WHAT THIS TASK INVOLVES =
Render the material again word for word, skipping the pictures in it.

RECORDS SHOWN =
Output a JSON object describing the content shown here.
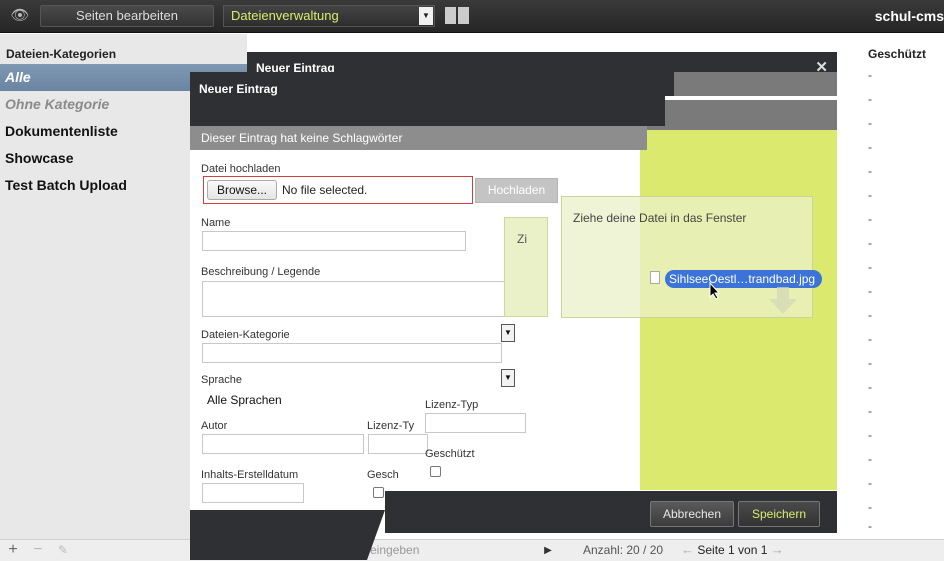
{
  "topbar": {
    "edit_pages_label": "Seiten bearbeiten",
    "module_select_value": "Dateienverwaltung",
    "site_name": "schul-cms"
  },
  "sidebar": {
    "title": "Dateien-Kategorien",
    "items": [
      {
        "label": "Alle"
      },
      {
        "label": "Ohne Kategorie"
      },
      {
        "label": "Dokumentenliste"
      },
      {
        "label": "Showcase"
      },
      {
        "label": "Test Batch Upload"
      }
    ]
  },
  "table": {
    "protected_header": "Geschützt",
    "rows": [
      "-",
      "-",
      "-",
      "-",
      "-",
      "-",
      "-",
      "-",
      "-",
      "-",
      "-",
      "-",
      "-",
      "-",
      "-",
      "-",
      "-",
      "-",
      "-",
      "-"
    ]
  },
  "back_dialog": {
    "title": "Neuer Eintrag"
  },
  "dialog": {
    "title": "Neuer Eintrag",
    "no_tags_text": "Dieser Eintrag hat keine Schlagwörter",
    "upload_label": "Datei hochladen",
    "browse_label": "Browse...",
    "file_status": "No file selected.",
    "upload_button": "Hochladen",
    "name_label": "Name",
    "description_label": "Beschreibung / Legende",
    "category_label": "Dateien-Kategorie",
    "language_label": "Sprache",
    "language_value": "Alle Sprachen",
    "author_label": "Autor",
    "license_type_label_partial": "Lizenz-Ty",
    "license_type_label": "Lizenz-Typ",
    "created_label": "Inhalts-Erstelldatum",
    "protected_label_partial": "Gesch",
    "protected_label": "Geschützt",
    "dropzone_partial": "Zi",
    "dropzone_text": "Ziehe deine Datei in das Fenster",
    "dragged_file": "SihlseeOestl…trandbad.jpg",
    "cancel_button": "Abbrechen",
    "save_button": "Speichern"
  },
  "bottombar": {
    "search_placeholder": "eingeben",
    "count_text": "Anzahl: 20 / 20",
    "pager_text": "Seite 1 von 1"
  },
  "colors": {
    "fold_yellow": "#dbe96f",
    "accent_text": "#d7ee6f",
    "selected_item": "#7088a6",
    "dialog_dark": "#2f3034"
  }
}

TASK RESULT =
Output a JSON object describing the content shown here.
{
  "topbar": {
    "edit_pages_label": "Seiten bearbeiten",
    "module_select_value": "Dateienverwaltung",
    "site_name": "schul-cms"
  },
  "sidebar": {
    "title": "Dateien-Kategorien",
    "items": [
      {
        "label": "Alle"
      },
      {
        "label": "Ohne Kategorie"
      },
      {
        "label": "Dokumentenliste"
      },
      {
        "label": "Showcase"
      },
      {
        "label": "Test Batch Upload"
      }
    ]
  },
  "table": {
    "protected_header": "Geschützt",
    "rows": [
      "-",
      "-",
      "-",
      "-",
      "-",
      "-",
      "-",
      "-",
      "-",
      "-",
      "-",
      "-",
      "-",
      "-",
      "-",
      "-",
      "-",
      "-",
      "-",
      "-"
    ]
  },
  "back_dialog": {
    "title": "Neuer Eintrag"
  },
  "dialog": {
    "title": "Neuer Eintrag",
    "no_tags_text": "Dieser Eintrag hat keine Schlagwörter",
    "upload_label": "Datei hochladen",
    "browse_label": "Browse...",
    "file_status": "No file selected.",
    "upload_button": "Hochladen",
    "name_label": "Name",
    "description_label": "Beschreibung / Legende",
    "category_label": "Dateien-Kategorie",
    "language_label": "Sprache",
    "language_value": "Alle Sprachen",
    "author_label": "Autor",
    "license_type_label_partial": "Lizenz-Ty",
    "license_type_label": "Lizenz-Typ",
    "created_label": "Inhalts-Erstelldatum",
    "protected_label_partial": "Gesch",
    "protected_label": "Geschützt",
    "dropzone_partial": "Zi",
    "dropzone_text": "Ziehe deine Datei in das Fenster",
    "dragged_file": "SihlseeOestl…trandbad.jpg",
    "cancel_button": "Abbrechen",
    "save_button": "Speichern"
  },
  "bottombar": {
    "search_placeholder": "eingeben",
    "count_text": "Anzahl: 20 / 20",
    "pager_text": "Seite 1 von 1"
  },
  "colors": {
    "fold_yellow": "#dbe96f",
    "accent_text": "#d7ee6f",
    "selected_item": "#7088a6",
    "dialog_dark": "#2f3034"
  }
}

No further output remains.